Problem to solve >>
Which lines hold the word "What"? Show each of them.

Data for this task >>
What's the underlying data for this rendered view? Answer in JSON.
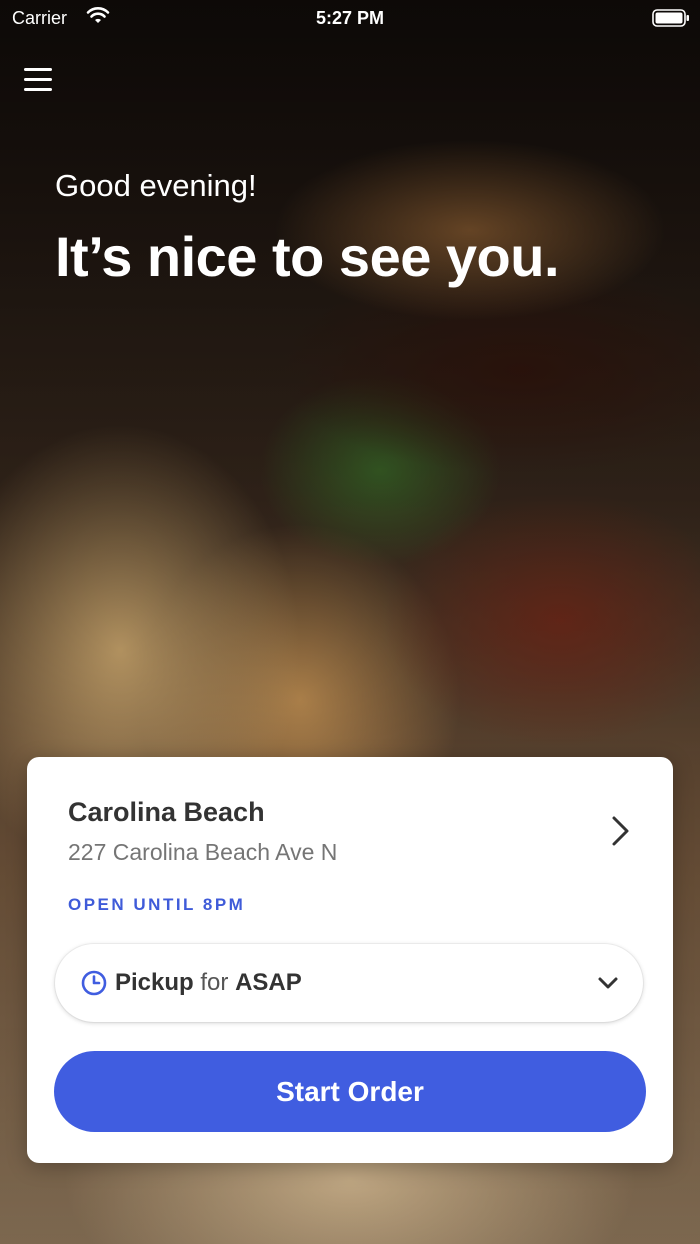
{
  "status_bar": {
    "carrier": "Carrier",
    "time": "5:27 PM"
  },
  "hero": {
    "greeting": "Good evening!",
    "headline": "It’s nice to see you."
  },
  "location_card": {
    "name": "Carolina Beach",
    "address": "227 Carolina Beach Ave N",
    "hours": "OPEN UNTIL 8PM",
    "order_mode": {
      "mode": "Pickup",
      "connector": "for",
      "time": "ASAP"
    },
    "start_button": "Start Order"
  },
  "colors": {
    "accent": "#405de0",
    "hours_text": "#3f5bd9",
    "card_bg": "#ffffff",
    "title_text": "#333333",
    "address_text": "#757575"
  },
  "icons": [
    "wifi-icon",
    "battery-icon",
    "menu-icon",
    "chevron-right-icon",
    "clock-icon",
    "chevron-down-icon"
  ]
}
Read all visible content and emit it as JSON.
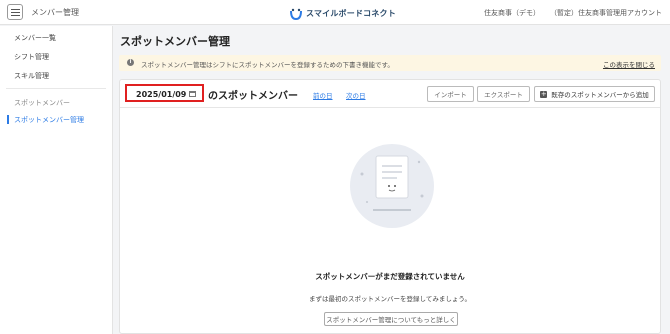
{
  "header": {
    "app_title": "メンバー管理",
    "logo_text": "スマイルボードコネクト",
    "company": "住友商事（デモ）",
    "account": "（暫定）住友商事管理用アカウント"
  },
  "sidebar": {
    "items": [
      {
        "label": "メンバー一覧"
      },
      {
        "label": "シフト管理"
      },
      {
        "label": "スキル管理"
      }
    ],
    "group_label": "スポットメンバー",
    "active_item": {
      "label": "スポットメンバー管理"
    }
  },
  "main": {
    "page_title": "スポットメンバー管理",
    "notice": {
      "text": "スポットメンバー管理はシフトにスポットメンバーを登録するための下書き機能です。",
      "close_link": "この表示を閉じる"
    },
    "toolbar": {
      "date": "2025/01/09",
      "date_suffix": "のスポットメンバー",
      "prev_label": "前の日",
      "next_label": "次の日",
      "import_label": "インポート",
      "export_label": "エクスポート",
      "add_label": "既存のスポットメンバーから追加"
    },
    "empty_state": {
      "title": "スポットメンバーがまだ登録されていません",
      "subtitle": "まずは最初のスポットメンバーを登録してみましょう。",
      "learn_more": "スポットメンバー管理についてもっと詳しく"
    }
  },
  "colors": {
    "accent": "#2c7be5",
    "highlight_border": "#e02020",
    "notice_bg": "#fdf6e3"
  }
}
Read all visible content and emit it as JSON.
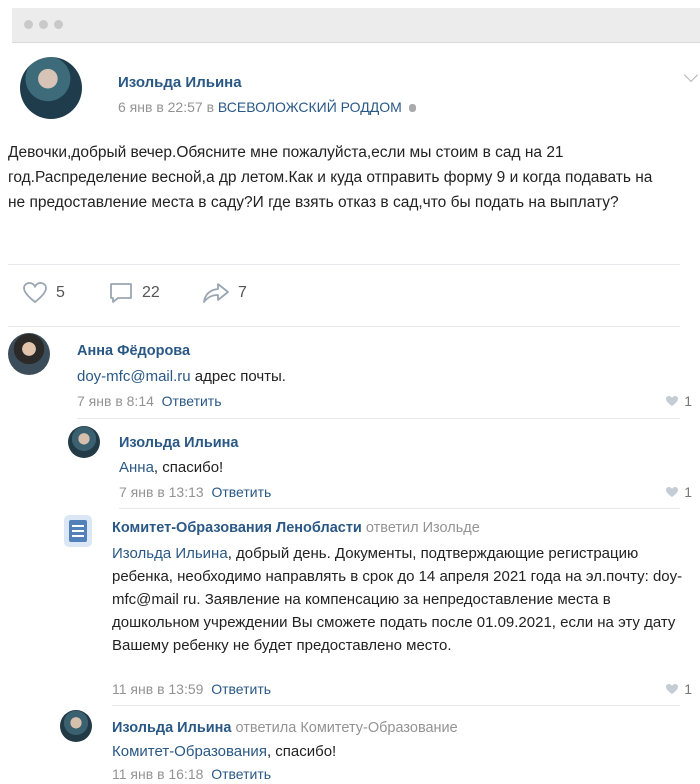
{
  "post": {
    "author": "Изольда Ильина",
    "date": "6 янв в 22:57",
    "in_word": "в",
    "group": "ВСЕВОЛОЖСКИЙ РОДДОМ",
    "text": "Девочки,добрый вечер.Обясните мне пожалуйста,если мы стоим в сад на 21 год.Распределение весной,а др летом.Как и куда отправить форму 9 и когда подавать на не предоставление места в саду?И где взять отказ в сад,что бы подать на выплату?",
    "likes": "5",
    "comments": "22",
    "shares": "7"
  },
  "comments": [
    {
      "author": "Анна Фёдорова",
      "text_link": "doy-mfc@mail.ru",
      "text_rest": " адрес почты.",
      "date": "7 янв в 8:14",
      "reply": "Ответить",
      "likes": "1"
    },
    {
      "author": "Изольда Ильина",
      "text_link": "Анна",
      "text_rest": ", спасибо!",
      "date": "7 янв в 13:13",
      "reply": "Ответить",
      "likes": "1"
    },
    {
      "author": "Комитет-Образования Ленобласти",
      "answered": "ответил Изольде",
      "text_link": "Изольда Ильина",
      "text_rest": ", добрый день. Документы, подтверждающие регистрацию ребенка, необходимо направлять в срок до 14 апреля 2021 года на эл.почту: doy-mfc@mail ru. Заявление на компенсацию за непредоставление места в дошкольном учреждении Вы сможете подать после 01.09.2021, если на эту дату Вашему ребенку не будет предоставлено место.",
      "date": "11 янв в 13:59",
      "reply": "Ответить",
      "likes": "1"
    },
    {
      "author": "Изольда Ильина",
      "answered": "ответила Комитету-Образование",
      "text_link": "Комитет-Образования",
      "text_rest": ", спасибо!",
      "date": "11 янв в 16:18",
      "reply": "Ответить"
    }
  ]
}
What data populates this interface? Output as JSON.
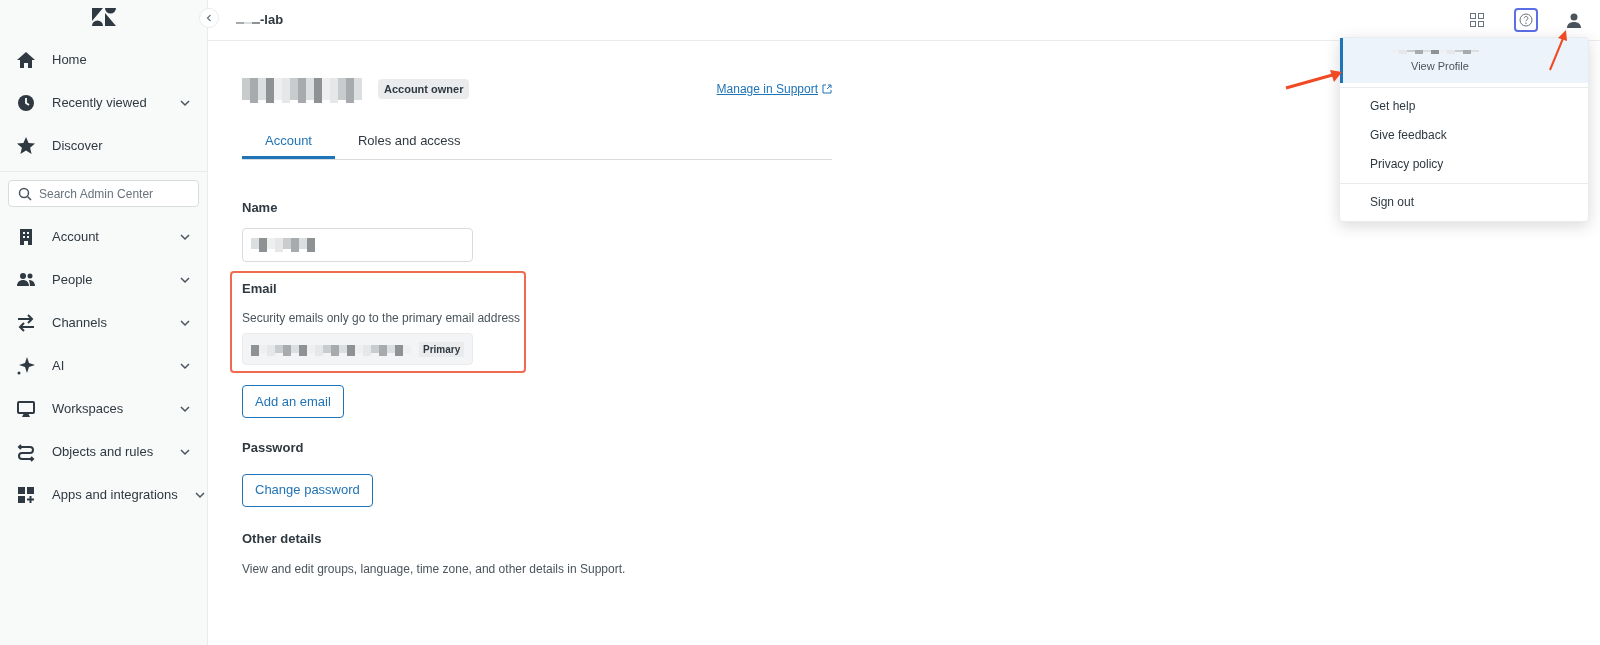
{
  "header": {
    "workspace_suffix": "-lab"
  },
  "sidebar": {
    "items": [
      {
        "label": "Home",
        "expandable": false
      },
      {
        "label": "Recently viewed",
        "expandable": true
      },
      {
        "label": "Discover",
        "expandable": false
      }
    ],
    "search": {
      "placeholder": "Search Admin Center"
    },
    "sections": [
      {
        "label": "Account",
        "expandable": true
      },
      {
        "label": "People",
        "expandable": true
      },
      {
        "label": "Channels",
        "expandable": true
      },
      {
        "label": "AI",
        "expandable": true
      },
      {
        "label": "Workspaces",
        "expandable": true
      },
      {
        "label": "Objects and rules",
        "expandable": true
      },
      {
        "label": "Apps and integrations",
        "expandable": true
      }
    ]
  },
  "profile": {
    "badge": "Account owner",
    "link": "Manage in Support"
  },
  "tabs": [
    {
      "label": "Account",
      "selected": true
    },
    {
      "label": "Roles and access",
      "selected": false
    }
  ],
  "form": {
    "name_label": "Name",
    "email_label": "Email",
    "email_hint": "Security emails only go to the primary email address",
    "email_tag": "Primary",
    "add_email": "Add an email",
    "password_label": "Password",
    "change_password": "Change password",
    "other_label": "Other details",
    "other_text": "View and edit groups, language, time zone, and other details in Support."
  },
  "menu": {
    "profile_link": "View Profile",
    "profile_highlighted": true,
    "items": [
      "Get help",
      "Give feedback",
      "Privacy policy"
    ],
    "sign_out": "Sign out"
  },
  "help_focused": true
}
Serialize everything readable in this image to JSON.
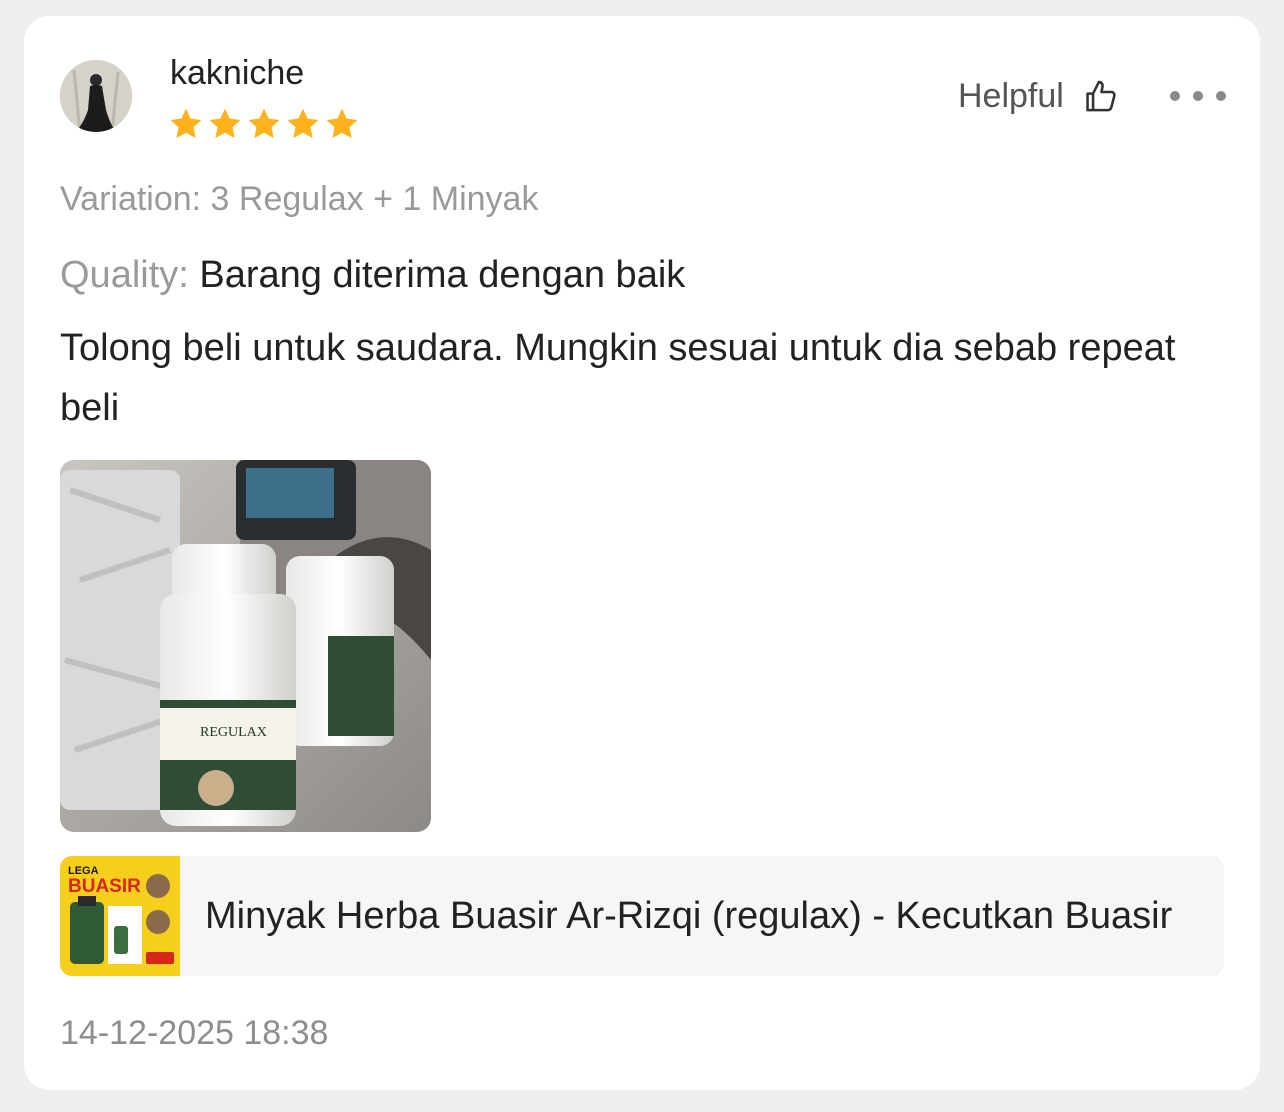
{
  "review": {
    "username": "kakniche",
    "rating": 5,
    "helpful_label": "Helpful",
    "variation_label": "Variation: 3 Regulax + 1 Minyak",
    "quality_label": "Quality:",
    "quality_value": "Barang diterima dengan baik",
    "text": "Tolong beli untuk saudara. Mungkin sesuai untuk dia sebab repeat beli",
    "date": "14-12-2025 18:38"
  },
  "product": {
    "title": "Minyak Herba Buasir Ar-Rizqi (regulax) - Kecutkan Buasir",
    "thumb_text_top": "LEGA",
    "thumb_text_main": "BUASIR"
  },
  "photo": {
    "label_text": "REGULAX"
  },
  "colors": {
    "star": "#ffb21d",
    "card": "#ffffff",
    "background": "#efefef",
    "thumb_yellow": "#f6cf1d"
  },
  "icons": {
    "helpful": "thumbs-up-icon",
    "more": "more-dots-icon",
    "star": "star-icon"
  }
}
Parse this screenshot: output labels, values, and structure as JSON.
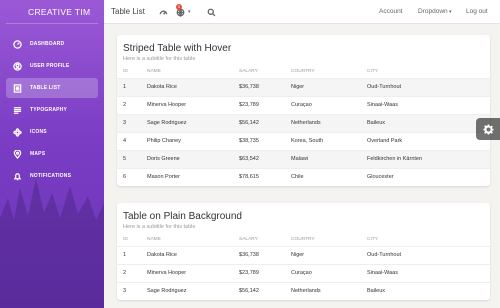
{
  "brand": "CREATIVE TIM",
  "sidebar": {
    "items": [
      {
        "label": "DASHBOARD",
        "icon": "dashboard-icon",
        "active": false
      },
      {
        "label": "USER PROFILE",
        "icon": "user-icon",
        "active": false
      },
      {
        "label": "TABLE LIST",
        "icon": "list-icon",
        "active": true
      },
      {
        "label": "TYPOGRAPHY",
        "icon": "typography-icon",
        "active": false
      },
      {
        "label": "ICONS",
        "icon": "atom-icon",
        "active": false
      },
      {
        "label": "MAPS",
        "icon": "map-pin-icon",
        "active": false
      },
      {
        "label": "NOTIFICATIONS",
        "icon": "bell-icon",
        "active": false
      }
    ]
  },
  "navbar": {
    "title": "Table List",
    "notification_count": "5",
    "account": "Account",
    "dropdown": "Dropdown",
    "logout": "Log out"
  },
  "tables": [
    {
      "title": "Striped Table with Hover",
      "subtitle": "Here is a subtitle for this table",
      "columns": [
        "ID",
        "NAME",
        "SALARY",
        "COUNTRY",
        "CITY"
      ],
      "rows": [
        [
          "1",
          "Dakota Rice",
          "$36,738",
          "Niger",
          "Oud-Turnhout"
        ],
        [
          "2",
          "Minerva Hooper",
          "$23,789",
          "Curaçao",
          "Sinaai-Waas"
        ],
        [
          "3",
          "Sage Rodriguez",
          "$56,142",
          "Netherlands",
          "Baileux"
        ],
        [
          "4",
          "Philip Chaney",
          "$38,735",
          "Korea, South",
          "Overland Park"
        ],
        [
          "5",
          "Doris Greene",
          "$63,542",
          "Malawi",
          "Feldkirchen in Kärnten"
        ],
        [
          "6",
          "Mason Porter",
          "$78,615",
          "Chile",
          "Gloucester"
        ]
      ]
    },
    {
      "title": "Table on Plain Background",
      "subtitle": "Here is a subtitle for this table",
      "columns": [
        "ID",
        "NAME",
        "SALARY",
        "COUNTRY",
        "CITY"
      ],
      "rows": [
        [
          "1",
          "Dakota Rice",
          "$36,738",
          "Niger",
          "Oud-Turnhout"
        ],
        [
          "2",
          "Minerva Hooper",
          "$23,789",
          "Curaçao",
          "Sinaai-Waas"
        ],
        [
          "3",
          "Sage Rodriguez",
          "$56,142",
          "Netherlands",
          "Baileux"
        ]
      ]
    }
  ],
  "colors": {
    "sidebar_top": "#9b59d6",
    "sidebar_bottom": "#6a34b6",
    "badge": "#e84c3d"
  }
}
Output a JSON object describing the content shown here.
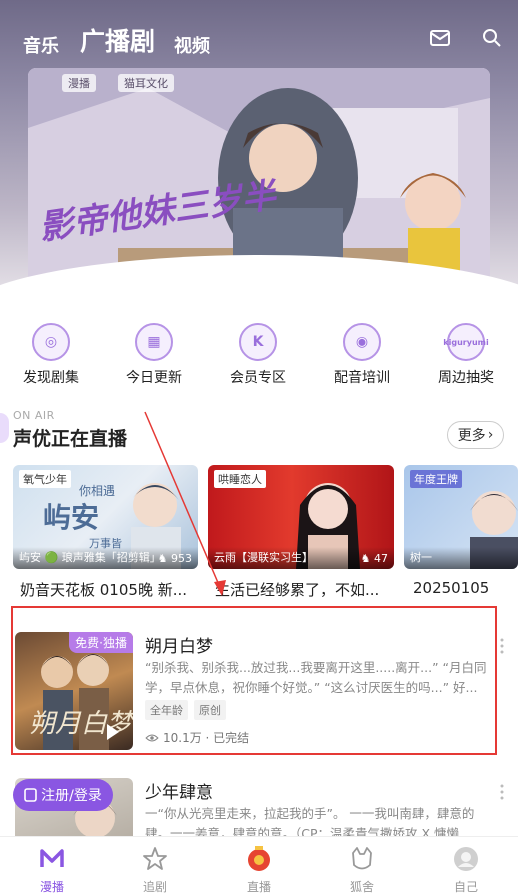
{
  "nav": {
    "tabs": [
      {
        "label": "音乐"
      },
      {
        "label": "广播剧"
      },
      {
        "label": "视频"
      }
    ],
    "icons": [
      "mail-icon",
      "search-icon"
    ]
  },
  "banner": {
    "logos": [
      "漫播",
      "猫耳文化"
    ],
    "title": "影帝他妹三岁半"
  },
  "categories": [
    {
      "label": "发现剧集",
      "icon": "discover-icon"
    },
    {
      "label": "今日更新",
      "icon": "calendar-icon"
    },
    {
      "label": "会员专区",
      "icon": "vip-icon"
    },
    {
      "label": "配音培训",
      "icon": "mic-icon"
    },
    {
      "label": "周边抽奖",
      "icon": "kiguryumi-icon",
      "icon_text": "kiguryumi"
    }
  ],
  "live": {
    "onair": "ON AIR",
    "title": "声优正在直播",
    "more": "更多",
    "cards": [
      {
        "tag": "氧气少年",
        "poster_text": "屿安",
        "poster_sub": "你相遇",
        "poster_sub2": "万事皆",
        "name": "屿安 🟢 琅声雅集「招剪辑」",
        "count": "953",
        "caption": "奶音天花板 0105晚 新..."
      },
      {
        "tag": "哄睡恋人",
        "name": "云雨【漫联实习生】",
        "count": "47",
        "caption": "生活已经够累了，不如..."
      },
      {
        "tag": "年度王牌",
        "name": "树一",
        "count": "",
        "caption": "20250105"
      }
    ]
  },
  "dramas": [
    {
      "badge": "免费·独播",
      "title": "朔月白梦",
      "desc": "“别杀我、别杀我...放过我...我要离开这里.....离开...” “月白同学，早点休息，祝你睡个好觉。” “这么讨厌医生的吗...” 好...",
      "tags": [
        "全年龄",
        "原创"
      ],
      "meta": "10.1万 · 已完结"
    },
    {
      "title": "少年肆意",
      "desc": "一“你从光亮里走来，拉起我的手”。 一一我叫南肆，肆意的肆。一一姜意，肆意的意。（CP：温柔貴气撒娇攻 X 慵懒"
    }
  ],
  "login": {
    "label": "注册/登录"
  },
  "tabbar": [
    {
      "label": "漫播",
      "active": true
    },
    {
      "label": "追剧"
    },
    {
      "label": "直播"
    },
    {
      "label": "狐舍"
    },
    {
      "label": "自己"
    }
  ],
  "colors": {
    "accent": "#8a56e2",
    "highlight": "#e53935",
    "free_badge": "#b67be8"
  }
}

Answer to the exercise >>
What's the underlying data for this rendered view? Answer in JSON.
What data populates this interface? Output as JSON.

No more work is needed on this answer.